— START Records supplied —

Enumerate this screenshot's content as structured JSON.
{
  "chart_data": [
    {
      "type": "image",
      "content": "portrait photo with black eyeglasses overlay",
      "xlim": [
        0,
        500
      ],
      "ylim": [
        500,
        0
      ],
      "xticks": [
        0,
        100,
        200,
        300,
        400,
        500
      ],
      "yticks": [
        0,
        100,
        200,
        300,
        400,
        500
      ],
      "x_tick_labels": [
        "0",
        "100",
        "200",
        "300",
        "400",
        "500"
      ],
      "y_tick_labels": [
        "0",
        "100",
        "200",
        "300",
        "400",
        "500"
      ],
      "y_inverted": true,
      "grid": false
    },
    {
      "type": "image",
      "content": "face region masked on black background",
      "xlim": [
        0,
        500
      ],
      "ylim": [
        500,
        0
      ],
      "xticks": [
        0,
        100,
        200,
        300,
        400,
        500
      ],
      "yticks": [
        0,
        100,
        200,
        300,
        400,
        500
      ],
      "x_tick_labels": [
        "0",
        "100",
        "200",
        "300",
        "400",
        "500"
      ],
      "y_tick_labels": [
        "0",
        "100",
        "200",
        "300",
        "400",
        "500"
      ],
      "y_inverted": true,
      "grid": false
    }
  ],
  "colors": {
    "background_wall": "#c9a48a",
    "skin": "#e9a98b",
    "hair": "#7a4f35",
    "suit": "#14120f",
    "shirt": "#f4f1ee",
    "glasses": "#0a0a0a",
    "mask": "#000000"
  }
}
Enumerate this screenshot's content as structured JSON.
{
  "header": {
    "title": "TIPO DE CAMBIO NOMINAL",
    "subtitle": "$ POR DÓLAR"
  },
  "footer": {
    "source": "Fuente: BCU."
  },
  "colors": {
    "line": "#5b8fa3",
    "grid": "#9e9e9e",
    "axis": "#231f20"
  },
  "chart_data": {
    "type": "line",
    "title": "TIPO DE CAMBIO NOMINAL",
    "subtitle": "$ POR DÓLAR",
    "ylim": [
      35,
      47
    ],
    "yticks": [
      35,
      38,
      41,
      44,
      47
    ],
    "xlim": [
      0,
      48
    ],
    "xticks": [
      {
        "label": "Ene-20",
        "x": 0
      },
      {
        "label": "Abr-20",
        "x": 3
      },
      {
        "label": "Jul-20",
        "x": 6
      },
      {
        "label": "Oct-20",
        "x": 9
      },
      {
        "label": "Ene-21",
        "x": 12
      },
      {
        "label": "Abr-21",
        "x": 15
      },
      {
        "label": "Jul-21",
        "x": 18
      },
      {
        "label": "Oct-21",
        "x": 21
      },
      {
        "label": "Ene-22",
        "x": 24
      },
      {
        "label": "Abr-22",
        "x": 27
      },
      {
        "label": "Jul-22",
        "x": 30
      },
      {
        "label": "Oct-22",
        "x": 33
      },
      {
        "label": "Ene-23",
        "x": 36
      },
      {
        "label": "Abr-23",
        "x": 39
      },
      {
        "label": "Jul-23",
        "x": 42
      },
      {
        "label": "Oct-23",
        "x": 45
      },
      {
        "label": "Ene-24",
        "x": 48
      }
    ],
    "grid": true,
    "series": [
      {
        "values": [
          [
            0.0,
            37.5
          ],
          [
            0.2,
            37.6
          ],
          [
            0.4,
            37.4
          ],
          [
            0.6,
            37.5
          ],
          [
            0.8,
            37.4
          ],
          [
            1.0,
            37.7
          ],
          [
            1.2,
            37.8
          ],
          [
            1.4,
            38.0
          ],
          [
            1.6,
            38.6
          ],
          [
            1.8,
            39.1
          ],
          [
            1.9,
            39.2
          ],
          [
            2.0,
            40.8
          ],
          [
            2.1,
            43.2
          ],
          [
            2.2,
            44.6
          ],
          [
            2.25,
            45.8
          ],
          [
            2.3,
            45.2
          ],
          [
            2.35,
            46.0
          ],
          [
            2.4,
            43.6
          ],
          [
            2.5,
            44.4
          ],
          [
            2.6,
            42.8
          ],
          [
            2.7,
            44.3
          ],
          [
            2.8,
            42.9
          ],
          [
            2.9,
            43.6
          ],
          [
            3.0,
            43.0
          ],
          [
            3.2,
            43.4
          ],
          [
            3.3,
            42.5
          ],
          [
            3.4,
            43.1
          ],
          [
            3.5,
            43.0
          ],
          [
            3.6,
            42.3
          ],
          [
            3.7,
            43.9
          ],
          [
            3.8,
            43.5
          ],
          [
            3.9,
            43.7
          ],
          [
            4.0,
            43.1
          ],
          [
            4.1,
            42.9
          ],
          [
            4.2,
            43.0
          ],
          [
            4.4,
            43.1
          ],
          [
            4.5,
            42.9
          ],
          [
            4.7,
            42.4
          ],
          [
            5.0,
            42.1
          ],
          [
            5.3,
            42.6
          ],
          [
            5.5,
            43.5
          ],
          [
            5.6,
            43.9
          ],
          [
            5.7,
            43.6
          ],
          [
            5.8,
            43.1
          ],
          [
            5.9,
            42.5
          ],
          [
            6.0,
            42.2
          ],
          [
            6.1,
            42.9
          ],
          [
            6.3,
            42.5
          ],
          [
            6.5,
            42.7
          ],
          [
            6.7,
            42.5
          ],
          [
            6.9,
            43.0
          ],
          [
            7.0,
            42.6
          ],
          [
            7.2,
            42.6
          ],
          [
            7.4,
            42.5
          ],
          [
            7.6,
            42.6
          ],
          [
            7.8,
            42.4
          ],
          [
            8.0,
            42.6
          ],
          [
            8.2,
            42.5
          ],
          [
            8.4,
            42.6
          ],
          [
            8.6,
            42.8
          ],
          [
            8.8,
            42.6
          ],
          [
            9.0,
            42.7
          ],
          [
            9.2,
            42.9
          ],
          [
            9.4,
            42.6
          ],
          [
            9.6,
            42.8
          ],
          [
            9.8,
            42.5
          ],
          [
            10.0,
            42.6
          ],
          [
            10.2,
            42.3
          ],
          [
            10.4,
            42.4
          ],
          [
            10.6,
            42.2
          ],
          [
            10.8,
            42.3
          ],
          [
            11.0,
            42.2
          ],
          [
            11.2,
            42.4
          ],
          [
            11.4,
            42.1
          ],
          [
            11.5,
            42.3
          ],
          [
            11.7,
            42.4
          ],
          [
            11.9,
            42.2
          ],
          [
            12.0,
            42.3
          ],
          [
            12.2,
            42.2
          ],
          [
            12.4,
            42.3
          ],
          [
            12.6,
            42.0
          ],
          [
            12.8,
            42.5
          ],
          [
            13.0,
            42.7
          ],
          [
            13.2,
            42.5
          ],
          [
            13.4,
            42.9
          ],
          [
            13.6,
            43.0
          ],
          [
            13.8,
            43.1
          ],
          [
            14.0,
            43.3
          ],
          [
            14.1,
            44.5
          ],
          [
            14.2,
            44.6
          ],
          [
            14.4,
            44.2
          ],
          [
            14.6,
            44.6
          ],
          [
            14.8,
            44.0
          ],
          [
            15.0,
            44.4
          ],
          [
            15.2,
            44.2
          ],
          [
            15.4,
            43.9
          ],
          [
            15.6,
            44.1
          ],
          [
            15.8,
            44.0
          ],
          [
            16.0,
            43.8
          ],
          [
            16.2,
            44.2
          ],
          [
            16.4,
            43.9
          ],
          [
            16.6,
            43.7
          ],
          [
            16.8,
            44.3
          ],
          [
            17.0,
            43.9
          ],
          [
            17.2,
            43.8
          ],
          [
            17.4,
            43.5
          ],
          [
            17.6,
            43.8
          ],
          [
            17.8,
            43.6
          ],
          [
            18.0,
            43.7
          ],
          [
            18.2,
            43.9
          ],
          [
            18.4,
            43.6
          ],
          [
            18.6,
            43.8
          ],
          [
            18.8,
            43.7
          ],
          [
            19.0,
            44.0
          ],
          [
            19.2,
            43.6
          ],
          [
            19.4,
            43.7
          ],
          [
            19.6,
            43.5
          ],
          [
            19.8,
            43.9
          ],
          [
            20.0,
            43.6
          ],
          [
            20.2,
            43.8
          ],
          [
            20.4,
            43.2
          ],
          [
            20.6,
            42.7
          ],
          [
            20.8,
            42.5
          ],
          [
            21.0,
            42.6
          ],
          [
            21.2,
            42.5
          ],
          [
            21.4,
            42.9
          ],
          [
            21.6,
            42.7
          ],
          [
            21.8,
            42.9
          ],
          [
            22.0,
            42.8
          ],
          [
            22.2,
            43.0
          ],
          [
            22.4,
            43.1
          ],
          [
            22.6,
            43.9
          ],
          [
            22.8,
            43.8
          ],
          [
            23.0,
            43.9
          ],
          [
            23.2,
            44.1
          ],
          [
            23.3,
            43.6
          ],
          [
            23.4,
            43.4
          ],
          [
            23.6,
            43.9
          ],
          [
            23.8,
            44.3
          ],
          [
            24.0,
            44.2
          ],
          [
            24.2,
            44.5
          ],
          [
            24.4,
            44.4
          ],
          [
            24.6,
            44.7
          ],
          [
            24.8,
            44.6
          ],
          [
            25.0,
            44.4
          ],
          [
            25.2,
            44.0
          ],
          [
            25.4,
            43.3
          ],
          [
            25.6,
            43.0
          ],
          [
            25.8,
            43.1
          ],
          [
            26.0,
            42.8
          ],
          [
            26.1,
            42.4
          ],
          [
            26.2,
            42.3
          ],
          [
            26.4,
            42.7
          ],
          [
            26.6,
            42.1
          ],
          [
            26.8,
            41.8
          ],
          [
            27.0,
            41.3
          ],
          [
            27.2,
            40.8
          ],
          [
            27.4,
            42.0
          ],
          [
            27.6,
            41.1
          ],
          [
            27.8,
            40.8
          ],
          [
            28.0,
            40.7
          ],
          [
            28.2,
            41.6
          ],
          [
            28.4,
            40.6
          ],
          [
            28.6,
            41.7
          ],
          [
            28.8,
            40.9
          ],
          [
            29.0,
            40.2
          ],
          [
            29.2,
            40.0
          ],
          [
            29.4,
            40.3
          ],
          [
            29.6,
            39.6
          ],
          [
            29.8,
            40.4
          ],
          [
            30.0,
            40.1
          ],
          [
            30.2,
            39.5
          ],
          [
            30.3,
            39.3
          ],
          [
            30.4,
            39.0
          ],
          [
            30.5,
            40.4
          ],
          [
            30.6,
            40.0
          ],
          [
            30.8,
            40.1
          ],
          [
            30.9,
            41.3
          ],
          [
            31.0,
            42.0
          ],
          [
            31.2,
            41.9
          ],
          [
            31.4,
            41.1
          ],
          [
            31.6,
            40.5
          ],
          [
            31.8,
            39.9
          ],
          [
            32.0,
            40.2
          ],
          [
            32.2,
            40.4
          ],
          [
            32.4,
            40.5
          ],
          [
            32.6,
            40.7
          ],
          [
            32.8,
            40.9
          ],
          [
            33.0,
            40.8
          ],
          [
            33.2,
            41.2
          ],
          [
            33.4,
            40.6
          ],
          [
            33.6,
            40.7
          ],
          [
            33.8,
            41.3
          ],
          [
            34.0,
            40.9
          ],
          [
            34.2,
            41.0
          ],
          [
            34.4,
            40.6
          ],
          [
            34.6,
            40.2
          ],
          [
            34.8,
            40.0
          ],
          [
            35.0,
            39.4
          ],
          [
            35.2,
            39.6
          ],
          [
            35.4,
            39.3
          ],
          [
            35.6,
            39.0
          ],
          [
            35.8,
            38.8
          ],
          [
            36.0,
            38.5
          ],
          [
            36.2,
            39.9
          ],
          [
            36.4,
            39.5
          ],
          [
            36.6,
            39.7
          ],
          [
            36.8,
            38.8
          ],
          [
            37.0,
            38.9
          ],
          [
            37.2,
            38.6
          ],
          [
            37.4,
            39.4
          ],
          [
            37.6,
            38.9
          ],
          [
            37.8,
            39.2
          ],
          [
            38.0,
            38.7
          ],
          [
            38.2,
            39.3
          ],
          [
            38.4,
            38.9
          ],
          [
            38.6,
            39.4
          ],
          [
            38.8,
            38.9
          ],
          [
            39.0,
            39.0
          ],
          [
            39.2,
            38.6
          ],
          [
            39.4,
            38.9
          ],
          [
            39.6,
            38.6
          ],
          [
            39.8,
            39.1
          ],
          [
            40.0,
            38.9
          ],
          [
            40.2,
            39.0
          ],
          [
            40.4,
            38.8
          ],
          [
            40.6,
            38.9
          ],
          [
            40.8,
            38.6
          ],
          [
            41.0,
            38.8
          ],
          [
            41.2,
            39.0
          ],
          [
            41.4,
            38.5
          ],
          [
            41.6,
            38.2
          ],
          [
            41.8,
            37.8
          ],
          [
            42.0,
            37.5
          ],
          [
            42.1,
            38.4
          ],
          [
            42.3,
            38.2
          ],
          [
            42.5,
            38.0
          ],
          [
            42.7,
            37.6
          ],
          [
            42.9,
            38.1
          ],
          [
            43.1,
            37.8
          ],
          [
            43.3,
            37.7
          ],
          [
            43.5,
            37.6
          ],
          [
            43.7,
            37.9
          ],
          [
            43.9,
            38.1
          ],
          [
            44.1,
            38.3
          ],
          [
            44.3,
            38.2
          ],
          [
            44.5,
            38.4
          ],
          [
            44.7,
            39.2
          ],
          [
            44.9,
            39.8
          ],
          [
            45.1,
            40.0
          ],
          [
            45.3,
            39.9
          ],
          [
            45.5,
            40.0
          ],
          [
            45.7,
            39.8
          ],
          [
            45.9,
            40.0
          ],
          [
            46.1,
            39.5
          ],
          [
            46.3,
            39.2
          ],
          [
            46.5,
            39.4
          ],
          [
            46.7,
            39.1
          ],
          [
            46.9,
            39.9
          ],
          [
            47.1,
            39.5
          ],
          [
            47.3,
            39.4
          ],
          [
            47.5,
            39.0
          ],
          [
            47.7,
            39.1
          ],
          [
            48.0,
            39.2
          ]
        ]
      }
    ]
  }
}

— END Records supplied —

*Task directions*.
What is the number of lines that hold the string "subtitle"? Reply with that number alone.

*Written reply*.
2